Records
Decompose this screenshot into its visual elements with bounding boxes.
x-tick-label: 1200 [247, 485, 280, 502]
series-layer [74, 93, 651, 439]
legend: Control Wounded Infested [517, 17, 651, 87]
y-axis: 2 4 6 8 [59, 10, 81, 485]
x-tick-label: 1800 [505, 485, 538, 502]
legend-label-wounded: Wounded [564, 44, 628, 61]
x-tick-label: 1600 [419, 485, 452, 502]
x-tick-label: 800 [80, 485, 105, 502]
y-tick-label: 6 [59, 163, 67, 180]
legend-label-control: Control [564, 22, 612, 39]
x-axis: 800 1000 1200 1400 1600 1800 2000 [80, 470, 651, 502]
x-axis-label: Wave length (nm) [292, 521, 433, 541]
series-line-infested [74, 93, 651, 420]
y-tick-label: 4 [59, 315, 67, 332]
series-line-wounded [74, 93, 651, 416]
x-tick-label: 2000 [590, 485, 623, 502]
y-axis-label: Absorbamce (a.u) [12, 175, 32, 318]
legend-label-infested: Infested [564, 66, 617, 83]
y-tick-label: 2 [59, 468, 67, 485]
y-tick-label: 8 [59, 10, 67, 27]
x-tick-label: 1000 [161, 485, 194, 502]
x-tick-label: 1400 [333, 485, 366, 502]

WORK REQUIRED =
Rewrite all of the lines above as a numbered list, leaving out any blank lines.

SOLUTION FOR THIS PROBLEM =
1. Decompose this screenshot into its visual elements with bounding boxes.
2. x-tick-label: 1200 [247, 485, 280, 502]
3. series-layer [74, 93, 651, 439]
4. legend: Control Wounded Infested [517, 17, 651, 87]
5. y-axis: 2 4 6 8 [59, 10, 81, 485]
6. x-tick-label: 1800 [505, 485, 538, 502]
7. legend-label-wounded: Wounded [564, 44, 628, 61]
8. x-tick-label: 1600 [419, 485, 452, 502]
9. x-tick-label: 800 [80, 485, 105, 502]
10. y-tick-label: 6 [59, 163, 67, 180]
11. legend-label-control: Control [564, 22, 612, 39]
12. x-axis: 800 1000 1200 1400 1600 1800 2000 [80, 470, 651, 502]
13. x-axis-label: Wave length (nm) [292, 521, 433, 541]
14. series-line-infested [74, 93, 651, 420]
15. y-tick-label: 4 [59, 315, 67, 332]
16. series-line-wounded [74, 93, 651, 416]
17. x-tick-label: 2000 [590, 485, 623, 502]
18. y-axis-label: Absorbamce (a.u) [12, 175, 32, 318]
19. legend-label-infested: Infested [564, 66, 617, 83]
20. y-tick-label: 2 [59, 468, 67, 485]
21. y-tick-label: 8 [59, 10, 67, 27]
22. x-tick-label: 1000 [161, 485, 194, 502]
23. x-tick-label: 1400 [333, 485, 366, 502]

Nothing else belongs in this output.